## START Recorded data
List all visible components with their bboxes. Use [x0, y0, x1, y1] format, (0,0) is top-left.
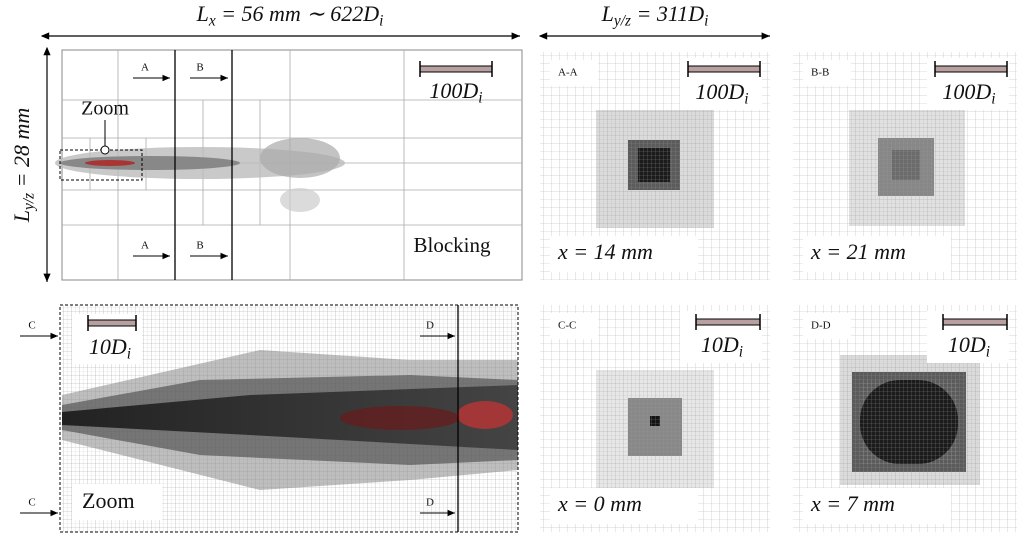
subscript: i [478, 89, 482, 106]
position-box [550, 488, 698, 524]
scale-label: 10Di [948, 332, 990, 360]
scale-bar [942, 318, 1008, 326]
subscript: i [127, 345, 131, 362]
cut-label: C [28, 320, 35, 332]
cut-label: A [141, 240, 149, 252]
zoom-label: Zoom [82, 488, 135, 513]
subscript: i [739, 343, 743, 360]
math-text: 100D [695, 79, 744, 104]
math-text: 10D [89, 334, 127, 359]
section-title: A-A [558, 67, 578, 79]
position-label: x = 0 mm [557, 491, 642, 516]
mesh-region [638, 148, 670, 182]
axis-label: Ly/z = 28 mm [9, 108, 37, 223]
subscript: i [744, 90, 748, 107]
math-text: x = 14 mm [557, 239, 653, 264]
subscript: i [991, 90, 995, 107]
cut-label: D [426, 320, 434, 332]
overview-panel [55, 49, 523, 281]
math-text: L [601, 1, 614, 26]
subscript: x [208, 12, 216, 29]
axis-label: Ly/z = 311Di [601, 1, 709, 29]
position-label: x = 7 mm [810, 491, 895, 516]
scale-label: 10Di [701, 332, 743, 360]
scale-label: 100Di [429, 78, 482, 106]
mesh-region [860, 380, 958, 464]
scale-label: 100Di [942, 79, 995, 107]
math-text: x = 0 mm [557, 491, 642, 516]
cut-label: B [196, 240, 203, 252]
mesh-region [650, 416, 660, 426]
math-text: x = 21 mm [810, 239, 906, 264]
zoom-label: Zoom [81, 98, 129, 120]
math-text: 100D [429, 78, 478, 103]
math-text: L [9, 210, 34, 223]
math-text: 10D [701, 332, 739, 357]
subscript: y/z [612, 12, 631, 29]
mesh-region [892, 150, 920, 180]
section-title: C-C [558, 320, 576, 332]
subscript: i [379, 12, 383, 29]
mesh-region [628, 398, 682, 456]
position-label: x = 14 mm [557, 239, 653, 264]
position-box [803, 236, 951, 272]
cut-label: C [28, 497, 35, 509]
blocking-label: Blocking [414, 233, 491, 257]
math-text: = 56 mm ∼ 622D [216, 1, 380, 26]
title-box [803, 313, 851, 339]
math-text: = 311D [631, 1, 704, 26]
axis-label: Lx = 56 mm ∼ 622Di [196, 1, 384, 29]
math-text: x = 7 mm [810, 491, 895, 516]
position-box [550, 236, 698, 272]
math-text: L [196, 1, 209, 26]
scale-label: 100Di [695, 79, 748, 107]
section-title: D-D [811, 320, 831, 332]
zoom-panel [20, 304, 519, 533]
cut-label: B [196, 62, 203, 74]
scale-bar [687, 65, 761, 73]
math-text: 10D [948, 332, 986, 357]
cut-label: A [141, 62, 149, 74]
math-text: = 28 mm [9, 108, 34, 193]
scale-label: 10Di [89, 334, 131, 362]
position-box [803, 488, 951, 524]
subscript: i [986, 343, 990, 360]
scale-bar [934, 65, 1008, 73]
title-box [803, 60, 851, 86]
position-label: x = 21 mm [810, 239, 906, 264]
cut-label: D [426, 497, 434, 509]
scale-bar [695, 318, 761, 326]
title-box [550, 313, 598, 339]
section-title: B-B [811, 67, 829, 79]
math-text: 100D [942, 79, 991, 104]
subscript: i [704, 12, 708, 29]
subscript: y/z [20, 193, 37, 212]
dimension-arrows [40, 32, 770, 282]
title-box [550, 60, 598, 86]
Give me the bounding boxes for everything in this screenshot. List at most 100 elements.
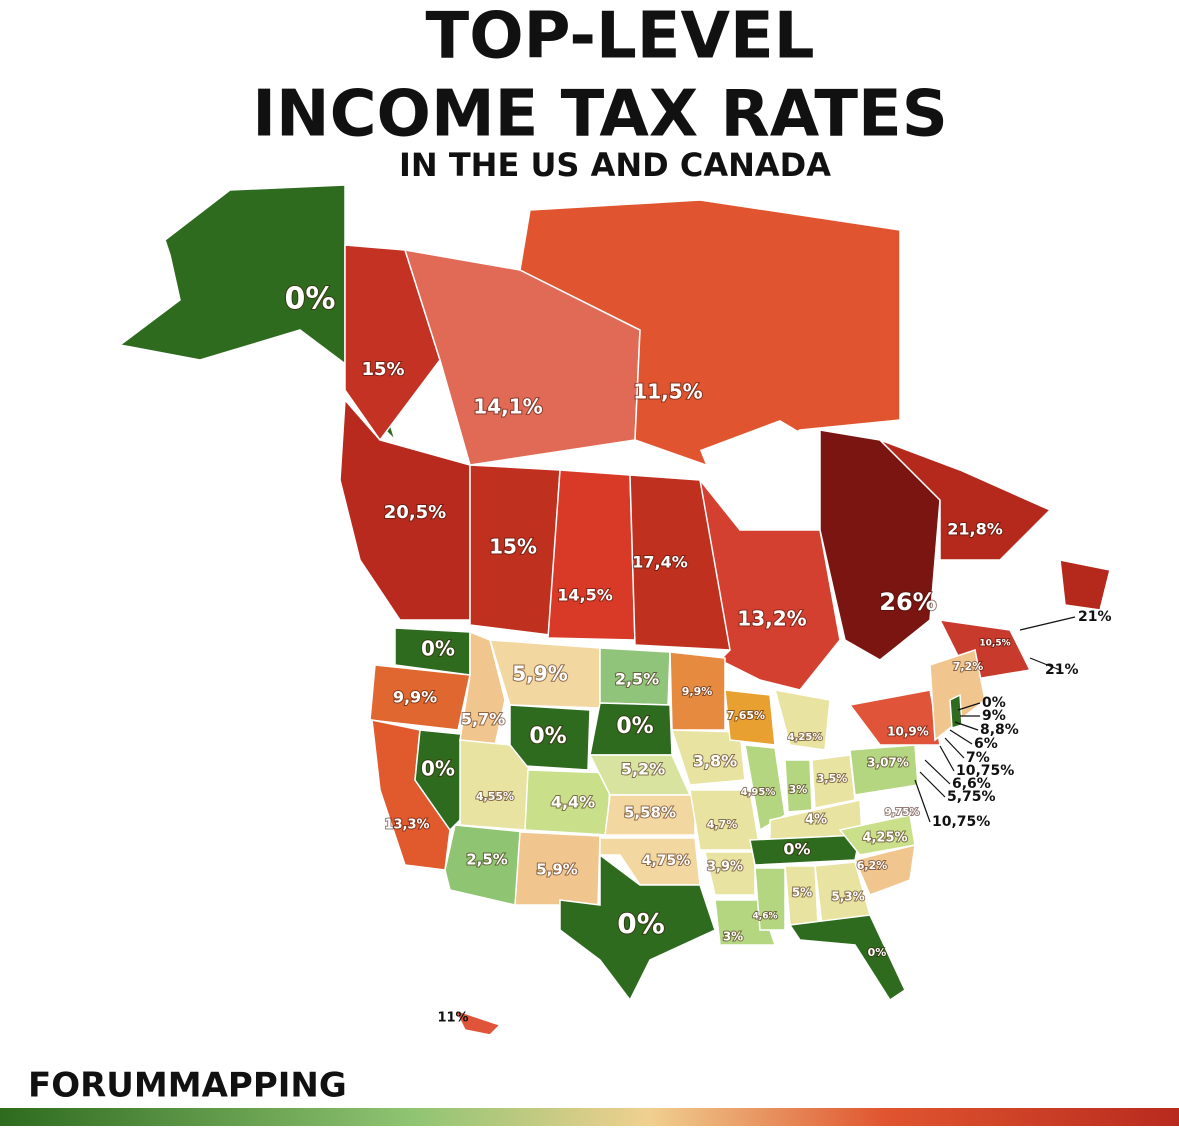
callout-line [1019,616,1076,631]
region-label: 0% [616,714,653,739]
region-label: 3% [789,783,808,796]
footer: FORUMMAPPING [28,1066,347,1106]
callout-label: 8,8% [980,722,1019,738]
region-label: 5,9% [512,662,567,686]
callout-label: 10,75% [932,814,990,830]
state [754,867,786,931]
state [929,649,986,742]
region-label: 4% [805,813,827,828]
state [670,729,746,786]
region-label: 4,75% [642,853,691,869]
region-label: 9,9% [393,688,437,707]
region-label: 3,07% [867,756,909,770]
callout-label: 10,75% [956,763,1014,779]
region-label: 5,2% [621,760,665,779]
state [773,689,831,751]
callout-label: 9% [982,708,1006,724]
region-label: 2,5% [466,851,508,869]
regions [118,184,1111,1036]
callout-label: 21% [1045,662,1079,678]
region-label: 4,25% [788,732,823,743]
region-label: 3,8% [693,752,737,771]
callout-label: 6,6% [952,776,991,792]
region-label: 15% [361,359,404,380]
region-label: 4,6% [753,912,778,922]
title-line-1: TOP-LEVEL [426,0,815,74]
callout-label: 6% [974,736,998,752]
title-line-2: INCOME TAX RATES [252,78,948,152]
region-label: 10,9% [887,725,929,739]
yukon [344,244,441,442]
callout-label: 21% [1078,609,1112,625]
state [744,744,786,832]
ontario [699,479,841,691]
callout-lines [914,616,1076,823]
state [949,693,963,729]
region-label: 3,5% [817,772,848,785]
state [369,664,471,731]
region-label: 4,95% [741,787,776,798]
region-label: 7,2% [953,660,984,673]
region-label: 13,2% [737,607,806,631]
region-label: 2,5% [615,670,659,689]
region-label: 0% [421,757,455,781]
region-label: 10,5% [979,639,1010,649]
region-label: 3,9% [707,860,743,875]
region-label: 0% [285,282,336,317]
region-label: 3% [723,930,743,944]
state [559,853,716,1002]
region-label: 0% [868,946,887,959]
nunavut [519,199,901,471]
state [853,844,916,896]
region-label: 4,4% [551,793,595,812]
callout-line [1029,657,1061,671]
region-label: 15% [489,535,537,559]
color-bar [0,1108,1179,1126]
region-label: 5% [792,886,812,900]
region-label: 0% [783,840,810,859]
region-label: 21,8% [947,520,1003,539]
region-label: 14,5% [557,586,613,605]
state [704,851,756,896]
newfoundland [1059,559,1111,611]
state [838,814,916,856]
region-label: 4,25% [862,831,907,846]
region-label: 5,3% [831,890,864,904]
callout-label: 5,75% [947,789,996,805]
region-label: 20,5% [384,502,446,523]
region-label: 13,3% [384,818,429,833]
region-label: 9,75% [885,807,920,818]
callout-label: 0% [982,695,1006,711]
state [669,651,726,731]
saskatchewan [547,469,636,641]
region-label: 11,5% [633,380,702,404]
region-label: 0% [617,907,665,940]
state [444,824,526,906]
alaska [118,184,396,441]
labrador [879,439,1052,561]
state [724,689,776,746]
state [604,794,696,836]
region-label: 0% [421,637,455,661]
state [848,689,941,746]
subtitle: IN THE US AND CANADA [399,146,831,184]
region-label: 4,55% [476,790,514,803]
region-label: 5,7% [461,710,505,729]
region-label: 5,58% [624,804,676,822]
region-label: 4,7% [707,818,738,831]
region-label: 11% [437,1011,468,1026]
region-label: 17,4% [632,553,688,572]
region-label: 7,65% [727,709,765,722]
region-label: 5,9% [536,861,578,879]
region-label: 6,2% [857,859,888,872]
region-label: 0% [529,724,566,749]
callout-label: 7% [966,750,990,766]
state [811,754,856,809]
region-label: 26% [879,588,936,616]
british-columbia [339,398,471,621]
hawaii [453,1008,502,1036]
state [788,914,906,1002]
region-label: 14,1% [473,395,542,419]
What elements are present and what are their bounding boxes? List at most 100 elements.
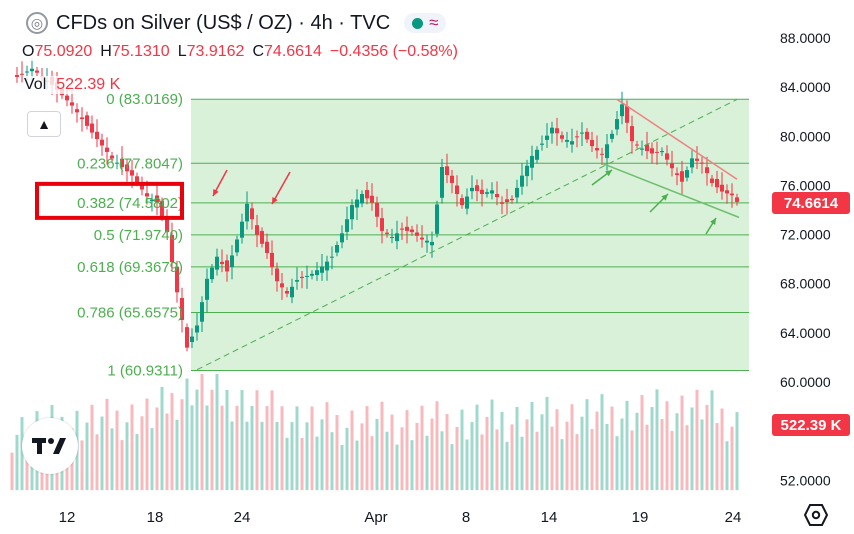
volume-bar	[240, 390, 244, 491]
settings-button[interactable]	[802, 502, 830, 528]
volume-bar	[125, 422, 129, 491]
volume-bar	[710, 390, 714, 491]
fib-level-label: 0.618 (69.3679)	[77, 259, 183, 276]
volume-bar	[345, 427, 349, 491]
candle-body	[370, 195, 374, 203]
volume-bar	[150, 428, 154, 491]
fib-level-label: 1 (60.9311)	[107, 363, 183, 380]
volume-bar	[315, 436, 319, 491]
candle-body	[300, 276, 304, 278]
candle-body	[265, 241, 269, 253]
volume-label: Vol	[24, 76, 47, 93]
volume-bar	[190, 405, 194, 491]
candle-body	[460, 198, 464, 206]
x-axis[interactable]: 12 18 24 Apr 8 14 19 24	[59, 509, 742, 526]
volume-bar	[205, 405, 209, 491]
volume-bar	[545, 396, 549, 491]
high-value: 75.1310	[111, 43, 170, 60]
candle-body	[430, 241, 434, 246]
candle-body	[625, 106, 629, 123]
volume-bar	[460, 409, 464, 491]
volume-bar	[220, 405, 224, 491]
candle-body	[530, 155, 534, 168]
volume-bar	[380, 401, 384, 491]
candle-body	[590, 140, 594, 147]
volume-bar	[425, 435, 429, 491]
volume-bar	[390, 414, 394, 491]
symbol-title-row[interactable]: ◎ CFDs on Silver (US$ / OZ) · 4h · TVC ≈	[26, 9, 453, 37]
fib-level-label: 0.236 (77.8047)	[77, 155, 183, 172]
tradingview-logo-icon[interactable]	[22, 418, 78, 474]
candle-body	[195, 325, 199, 333]
candle-body	[315, 270, 319, 275]
candle-body	[495, 193, 499, 198]
candle-body	[610, 133, 614, 139]
close-value: 74.6614	[264, 43, 322, 60]
volume-bar	[255, 390, 259, 491]
candle-body	[395, 233, 399, 242]
candle-body	[350, 205, 354, 220]
volume-bar	[590, 429, 594, 491]
candle-body	[80, 117, 84, 120]
volume-bar	[690, 407, 694, 491]
candle-body	[510, 198, 514, 201]
candle-body	[70, 102, 74, 106]
volume-bar	[10, 452, 14, 491]
volume-value: 522.39 K	[56, 76, 121, 93]
highlight-rectangle	[35, 181, 184, 220]
candle-body	[125, 164, 129, 172]
volume-bar	[515, 406, 519, 491]
volume-bar	[570, 404, 574, 491]
volume-bar	[350, 410, 354, 491]
volume-bar	[660, 418, 664, 491]
volume-bar	[495, 429, 499, 491]
candle-body	[180, 298, 184, 320]
candle-body	[305, 275, 309, 277]
candle-body	[25, 71, 29, 73]
fib-level-label: 0.382 (74.5802)	[77, 195, 183, 212]
y-axis-tick-label: 84.0000	[780, 79, 831, 95]
volume-bar	[135, 434, 139, 491]
candle-body	[110, 155, 114, 159]
volume-bar	[520, 436, 524, 491]
symbol-icon: ◎	[26, 12, 48, 34]
volume-bar	[210, 389, 214, 491]
candle-body	[390, 237, 394, 239]
candle-body	[485, 192, 489, 194]
candle-body	[655, 151, 659, 153]
y-axis[interactable]: 88.0000 84.0000 80.0000 76.0000 72.0000 68.00…	[780, 30, 831, 488]
volume-bar	[610, 406, 614, 491]
volume-bar	[180, 399, 184, 491]
volume-bar	[215, 374, 219, 491]
y-axis-tick-label: 60.0000	[780, 374, 831, 390]
low-label: L	[177, 43, 187, 60]
candle-body	[435, 204, 439, 234]
candle-body	[220, 261, 224, 265]
collapse-legend-button[interactable]: ▲	[27, 111, 61, 137]
candle-body	[65, 95, 69, 101]
candle-body	[330, 256, 334, 258]
volume-bar	[245, 421, 249, 491]
volume-bar	[445, 414, 449, 491]
green-arrow-1-head	[605, 170, 612, 177]
candle-body	[490, 190, 494, 194]
volume-bar	[560, 439, 564, 491]
volume-bar	[90, 404, 94, 491]
symbol-title[interactable]: CFDs on Silver (US$ / OZ) · 4h · TVC	[56, 11, 391, 34]
x-axis-tick-label: 14	[541, 509, 558, 526]
candle-body	[470, 187, 474, 192]
volume-bar	[420, 405, 424, 491]
volume-bar	[455, 426, 459, 491]
candle-body	[15, 75, 19, 78]
volume-tag: 522.39 K	[772, 414, 850, 436]
status-pills[interactable]: ≈	[404, 13, 447, 33]
volume-bar	[230, 421, 234, 491]
candle-body	[290, 286, 294, 298]
candles	[15, 58, 739, 352]
volume-bar	[410, 440, 414, 491]
candle-body	[240, 221, 244, 238]
candle-body	[320, 266, 324, 273]
volume-bar	[235, 405, 239, 491]
candle-body	[135, 176, 139, 183]
candle-body	[450, 175, 454, 183]
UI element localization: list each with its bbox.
## END Recorded data
• **Problem description**
Write out, as a numbered list with blank lines omitted, the part of the material that opens with the line containing "callout-line [1019,616,1076,631]" and closes with the line containing "yukon [344,244,441,442]".

• **Expected answer**
1. callout-line [1019,616,1076,631]
2. region-label: 0% [616,714,653,739]
3. region-label: 3% [789,783,808,796]
4. footer: FORUMMAPPING [28,1066,347,1106]
5. callout-label: 8,8% [980,722,1019,738]
6. region-label: 5,9% [512,662,567,686]
7. callout-label: 10,75% [932,814,990,830]
8. state [754,867,786,931]
9. state [929,649,986,742]
10. region-label: 4% [805,813,827,828]
11. state [670,729,746,786]
12. region-label: 4,75% [642,853,691,869]
13. region-label: 9,9% [393,688,437,707]
14. region-label: 3,07% [867,756,909,770]
15. callout-label: 10,75% [956,763,1014,779]
16. region-label: 5,2% [621,760,665,779]
17. state [773,689,831,751]
18. callout-label: 9% [982,708,1006,724]
19. region-label: 2,5% [466,851,508,869]
20. regions [118,184,1111,1036]
21. callout-label: 21% [1045,662,1079,678]
22. region-label: 4,25% [788,732,823,743]
23. region-label: 3,8% [693,752,737,771]
24. callout-label: 6,6% [952,776,991,792]
25. region-label: 15% [361,359,404,380]
26. region-label: 4,6% [753,912,778,922]
27. title-line-1: TOP-LEVEL [426,0,815,74]
28. callout-label: 6% [974,736,998,752]
29. title-line-2: INCOME TAX RATES [252,78,948,152]
30. region-label: 10,9% [887,725,929,739]
31. yukon [344,244,441,442]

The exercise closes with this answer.